# WRITTEN PROBLEM
Go through the material and tally the lines containing the string "Which". Give the total alone.

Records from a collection
**********

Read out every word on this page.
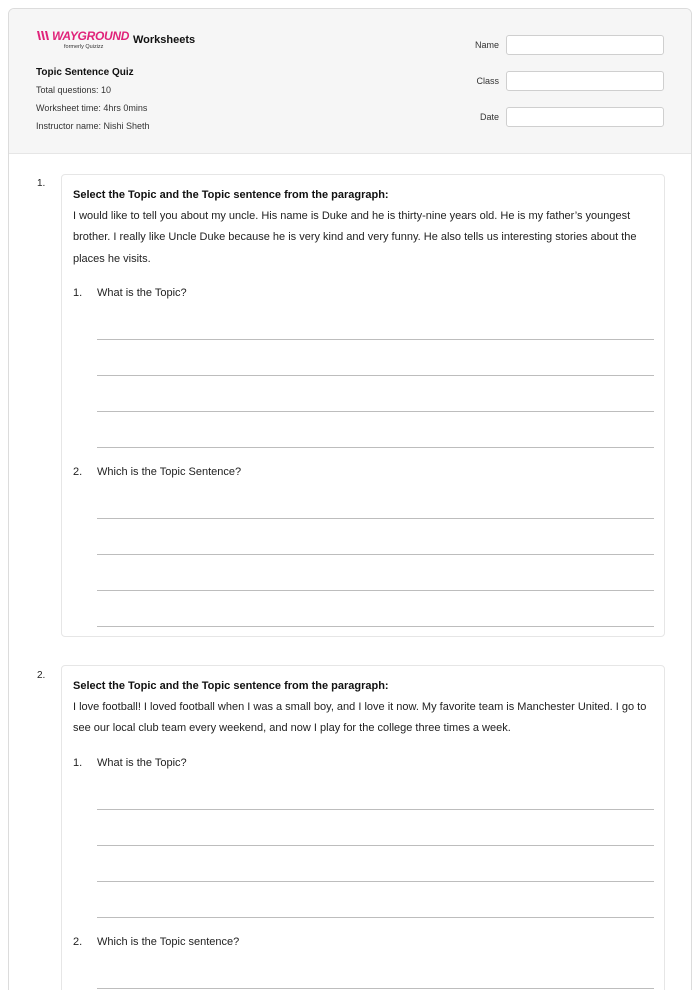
WAYGROUND
formerly Quizizz
Worksheets
Topic Sentence Quiz
Total questions: 10
Worksheet time: 4hrs 0mins
Instructor name: Nishi Sheth
Name
Class
Date
1.
Select the Topic and the Topic sentence from the paragraph:
I would like to tell you about my uncle. His name is Duke and he is thirty-nine years old. He is my father’s youngest brother. I really like Uncle Duke because he is very kind and very funny. He also tells us interesting stories about the places he visits.
1. What is the Topic?
2. Which is the Topic Sentence?
2.
Select the Topic and the Topic sentence from the paragraph:
I love football! I loved football when I was a small boy, and I love it now. My favorite team is Manchester United. I go to see our local club team every weekend, and now I play for the college three times a week.
1. What is the Topic?
2. Which is the Topic sentence?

**********

# COMPLETE OUTPUT
2